▸ **Required task**
Your reply should be one number: the count of lines holding the word "precipitation".

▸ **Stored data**
★ ★ ★ ★ ★ ★ ★

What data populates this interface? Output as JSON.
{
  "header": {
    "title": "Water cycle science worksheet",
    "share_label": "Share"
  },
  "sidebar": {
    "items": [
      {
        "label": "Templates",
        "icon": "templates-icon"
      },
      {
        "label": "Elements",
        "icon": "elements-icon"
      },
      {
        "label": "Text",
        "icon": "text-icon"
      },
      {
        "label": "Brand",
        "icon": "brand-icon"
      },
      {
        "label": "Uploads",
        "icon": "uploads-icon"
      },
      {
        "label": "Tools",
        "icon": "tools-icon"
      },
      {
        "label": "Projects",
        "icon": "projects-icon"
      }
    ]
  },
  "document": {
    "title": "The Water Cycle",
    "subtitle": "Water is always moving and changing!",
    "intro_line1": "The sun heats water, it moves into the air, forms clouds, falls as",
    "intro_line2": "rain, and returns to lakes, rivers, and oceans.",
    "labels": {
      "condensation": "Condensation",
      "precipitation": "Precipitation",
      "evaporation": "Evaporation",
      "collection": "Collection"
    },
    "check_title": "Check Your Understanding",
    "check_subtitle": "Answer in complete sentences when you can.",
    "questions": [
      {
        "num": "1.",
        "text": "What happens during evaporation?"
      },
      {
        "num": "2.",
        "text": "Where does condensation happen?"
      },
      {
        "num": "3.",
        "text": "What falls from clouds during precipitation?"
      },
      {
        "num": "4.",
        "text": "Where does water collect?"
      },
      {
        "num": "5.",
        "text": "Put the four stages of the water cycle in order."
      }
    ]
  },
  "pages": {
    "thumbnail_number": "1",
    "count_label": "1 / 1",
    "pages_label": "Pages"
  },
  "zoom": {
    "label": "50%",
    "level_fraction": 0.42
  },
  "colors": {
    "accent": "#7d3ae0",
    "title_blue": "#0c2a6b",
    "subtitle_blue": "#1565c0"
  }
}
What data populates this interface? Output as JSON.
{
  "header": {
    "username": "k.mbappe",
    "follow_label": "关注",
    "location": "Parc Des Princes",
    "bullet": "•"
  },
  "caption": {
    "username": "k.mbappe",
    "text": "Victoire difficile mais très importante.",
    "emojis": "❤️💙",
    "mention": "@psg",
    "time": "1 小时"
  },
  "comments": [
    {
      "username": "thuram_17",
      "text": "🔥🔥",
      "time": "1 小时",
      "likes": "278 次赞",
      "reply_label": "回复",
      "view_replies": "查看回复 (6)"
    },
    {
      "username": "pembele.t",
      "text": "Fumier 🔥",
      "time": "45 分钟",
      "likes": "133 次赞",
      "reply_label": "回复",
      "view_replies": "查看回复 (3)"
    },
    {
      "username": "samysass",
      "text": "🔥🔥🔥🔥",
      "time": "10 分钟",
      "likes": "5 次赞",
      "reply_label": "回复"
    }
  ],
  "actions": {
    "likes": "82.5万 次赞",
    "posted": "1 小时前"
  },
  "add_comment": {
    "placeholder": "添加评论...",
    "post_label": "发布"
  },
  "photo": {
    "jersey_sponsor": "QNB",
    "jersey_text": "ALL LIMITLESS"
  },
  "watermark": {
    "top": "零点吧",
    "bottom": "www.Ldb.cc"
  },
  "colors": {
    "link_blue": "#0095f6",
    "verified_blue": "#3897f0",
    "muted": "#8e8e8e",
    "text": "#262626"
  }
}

★ ★ ★ ★ ★ ★ ★

▸ **Solution for this exercise**
2